What you are asked to do: Report every line from the material that contains the word "name".

Chart and figure data:
▬▬▬
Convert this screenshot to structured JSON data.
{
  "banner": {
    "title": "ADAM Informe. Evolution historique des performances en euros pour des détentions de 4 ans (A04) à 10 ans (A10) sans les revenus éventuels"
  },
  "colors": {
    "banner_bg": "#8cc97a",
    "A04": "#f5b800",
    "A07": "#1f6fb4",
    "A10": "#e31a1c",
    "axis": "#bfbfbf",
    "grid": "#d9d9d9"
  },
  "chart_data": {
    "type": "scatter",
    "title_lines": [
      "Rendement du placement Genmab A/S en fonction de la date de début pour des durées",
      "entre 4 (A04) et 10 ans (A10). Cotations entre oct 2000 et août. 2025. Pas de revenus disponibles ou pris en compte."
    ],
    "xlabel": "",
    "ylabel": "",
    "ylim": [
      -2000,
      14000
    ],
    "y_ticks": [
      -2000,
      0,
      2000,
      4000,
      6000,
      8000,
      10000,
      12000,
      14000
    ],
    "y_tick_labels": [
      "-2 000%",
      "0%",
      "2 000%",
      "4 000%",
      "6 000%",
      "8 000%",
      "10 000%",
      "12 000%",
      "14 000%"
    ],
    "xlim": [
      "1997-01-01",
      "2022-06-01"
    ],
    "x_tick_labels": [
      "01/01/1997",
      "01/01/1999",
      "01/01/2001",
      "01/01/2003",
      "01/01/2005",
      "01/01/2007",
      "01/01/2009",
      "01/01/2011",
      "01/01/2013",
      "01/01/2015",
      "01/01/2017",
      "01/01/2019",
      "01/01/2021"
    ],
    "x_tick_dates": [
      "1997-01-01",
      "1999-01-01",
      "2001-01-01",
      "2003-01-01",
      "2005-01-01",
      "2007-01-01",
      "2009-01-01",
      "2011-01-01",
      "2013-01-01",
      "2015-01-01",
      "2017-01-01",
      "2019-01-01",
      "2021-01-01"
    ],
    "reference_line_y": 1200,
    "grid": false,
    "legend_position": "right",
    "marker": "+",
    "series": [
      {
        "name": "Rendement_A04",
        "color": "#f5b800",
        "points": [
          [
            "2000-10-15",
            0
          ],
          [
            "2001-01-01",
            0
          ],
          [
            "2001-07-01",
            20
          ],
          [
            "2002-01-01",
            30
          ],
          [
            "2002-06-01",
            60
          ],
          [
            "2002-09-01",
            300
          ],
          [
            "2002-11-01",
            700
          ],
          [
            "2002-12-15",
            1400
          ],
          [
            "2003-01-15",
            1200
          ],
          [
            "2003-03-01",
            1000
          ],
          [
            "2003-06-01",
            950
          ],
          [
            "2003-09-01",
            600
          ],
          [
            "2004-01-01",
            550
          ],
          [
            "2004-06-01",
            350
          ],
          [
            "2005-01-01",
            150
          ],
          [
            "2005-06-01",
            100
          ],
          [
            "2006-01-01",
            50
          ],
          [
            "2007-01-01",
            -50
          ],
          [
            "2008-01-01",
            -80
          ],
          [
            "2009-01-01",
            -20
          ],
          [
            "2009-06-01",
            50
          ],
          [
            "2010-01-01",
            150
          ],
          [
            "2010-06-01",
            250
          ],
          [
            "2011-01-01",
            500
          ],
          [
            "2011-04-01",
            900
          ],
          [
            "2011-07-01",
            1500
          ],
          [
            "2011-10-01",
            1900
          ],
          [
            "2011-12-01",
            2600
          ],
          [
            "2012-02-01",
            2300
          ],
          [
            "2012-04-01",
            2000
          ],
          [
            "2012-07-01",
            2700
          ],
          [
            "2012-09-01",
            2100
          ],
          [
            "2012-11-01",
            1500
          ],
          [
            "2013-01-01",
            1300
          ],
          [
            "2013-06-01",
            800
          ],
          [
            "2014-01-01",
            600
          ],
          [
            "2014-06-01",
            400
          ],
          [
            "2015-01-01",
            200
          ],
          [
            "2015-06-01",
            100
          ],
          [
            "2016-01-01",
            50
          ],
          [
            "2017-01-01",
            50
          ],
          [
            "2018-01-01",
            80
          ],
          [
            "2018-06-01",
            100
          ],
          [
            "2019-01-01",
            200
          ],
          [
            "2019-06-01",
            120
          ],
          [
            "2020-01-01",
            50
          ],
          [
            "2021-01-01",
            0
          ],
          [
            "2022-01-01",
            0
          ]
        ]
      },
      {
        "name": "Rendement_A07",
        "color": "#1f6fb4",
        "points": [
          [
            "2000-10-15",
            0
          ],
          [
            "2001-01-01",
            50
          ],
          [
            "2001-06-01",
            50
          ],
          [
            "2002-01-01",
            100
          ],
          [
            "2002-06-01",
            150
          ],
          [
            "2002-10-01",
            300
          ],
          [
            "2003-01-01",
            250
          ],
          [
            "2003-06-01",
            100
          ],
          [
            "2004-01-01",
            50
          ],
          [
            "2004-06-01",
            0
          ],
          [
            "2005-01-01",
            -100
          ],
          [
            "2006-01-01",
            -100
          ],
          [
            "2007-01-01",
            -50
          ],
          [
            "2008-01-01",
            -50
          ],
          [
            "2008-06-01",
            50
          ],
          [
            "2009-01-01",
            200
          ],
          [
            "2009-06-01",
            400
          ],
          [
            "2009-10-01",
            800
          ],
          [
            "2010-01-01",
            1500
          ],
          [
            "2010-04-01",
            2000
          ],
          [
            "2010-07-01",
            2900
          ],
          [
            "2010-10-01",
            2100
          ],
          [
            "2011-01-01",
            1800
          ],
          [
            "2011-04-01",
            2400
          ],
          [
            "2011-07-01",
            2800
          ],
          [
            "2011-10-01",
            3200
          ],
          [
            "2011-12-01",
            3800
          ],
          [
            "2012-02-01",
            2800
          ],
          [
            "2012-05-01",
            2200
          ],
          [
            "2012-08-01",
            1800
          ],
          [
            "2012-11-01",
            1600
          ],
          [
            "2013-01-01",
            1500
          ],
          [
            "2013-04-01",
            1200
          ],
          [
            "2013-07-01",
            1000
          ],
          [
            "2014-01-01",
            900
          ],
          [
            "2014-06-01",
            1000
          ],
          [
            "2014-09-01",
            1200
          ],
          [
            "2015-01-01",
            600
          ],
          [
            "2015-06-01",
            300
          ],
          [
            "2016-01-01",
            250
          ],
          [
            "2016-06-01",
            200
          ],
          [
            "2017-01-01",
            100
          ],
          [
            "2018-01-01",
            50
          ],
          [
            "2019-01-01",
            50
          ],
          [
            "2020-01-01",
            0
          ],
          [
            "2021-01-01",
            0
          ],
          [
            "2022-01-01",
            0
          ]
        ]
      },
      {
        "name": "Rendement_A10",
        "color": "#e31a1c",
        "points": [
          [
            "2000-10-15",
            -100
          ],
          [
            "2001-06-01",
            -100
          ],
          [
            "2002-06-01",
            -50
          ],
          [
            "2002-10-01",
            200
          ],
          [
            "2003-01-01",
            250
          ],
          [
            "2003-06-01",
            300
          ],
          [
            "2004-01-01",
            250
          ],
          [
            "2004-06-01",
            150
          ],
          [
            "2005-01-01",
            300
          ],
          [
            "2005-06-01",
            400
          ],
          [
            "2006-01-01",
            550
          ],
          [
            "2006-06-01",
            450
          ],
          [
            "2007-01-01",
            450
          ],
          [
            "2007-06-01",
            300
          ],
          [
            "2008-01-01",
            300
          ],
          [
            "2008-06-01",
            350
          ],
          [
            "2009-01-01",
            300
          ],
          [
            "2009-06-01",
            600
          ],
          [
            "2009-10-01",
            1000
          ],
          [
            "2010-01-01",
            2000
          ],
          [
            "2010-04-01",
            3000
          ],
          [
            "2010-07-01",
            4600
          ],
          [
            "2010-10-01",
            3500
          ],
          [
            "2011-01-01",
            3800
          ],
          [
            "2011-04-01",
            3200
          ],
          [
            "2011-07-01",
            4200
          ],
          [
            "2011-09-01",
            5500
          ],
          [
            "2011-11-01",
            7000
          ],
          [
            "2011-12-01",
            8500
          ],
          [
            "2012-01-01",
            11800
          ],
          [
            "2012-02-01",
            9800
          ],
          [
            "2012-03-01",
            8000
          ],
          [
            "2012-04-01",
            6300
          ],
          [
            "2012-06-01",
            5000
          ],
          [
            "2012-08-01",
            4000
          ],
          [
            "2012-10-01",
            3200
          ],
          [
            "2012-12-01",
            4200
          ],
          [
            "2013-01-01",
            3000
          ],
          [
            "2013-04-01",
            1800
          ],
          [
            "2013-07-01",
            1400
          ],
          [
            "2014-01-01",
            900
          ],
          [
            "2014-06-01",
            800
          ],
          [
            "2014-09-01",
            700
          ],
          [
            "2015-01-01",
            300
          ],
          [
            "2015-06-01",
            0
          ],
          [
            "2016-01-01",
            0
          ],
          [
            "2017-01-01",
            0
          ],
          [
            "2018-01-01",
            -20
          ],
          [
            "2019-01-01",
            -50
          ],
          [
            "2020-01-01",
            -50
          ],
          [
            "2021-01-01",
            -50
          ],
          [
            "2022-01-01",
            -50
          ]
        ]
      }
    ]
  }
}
▬▬▬
The result:
        "name": "Rendement_A04",
        "name": "Rendement_A07",
        "name": "Rendement_A10",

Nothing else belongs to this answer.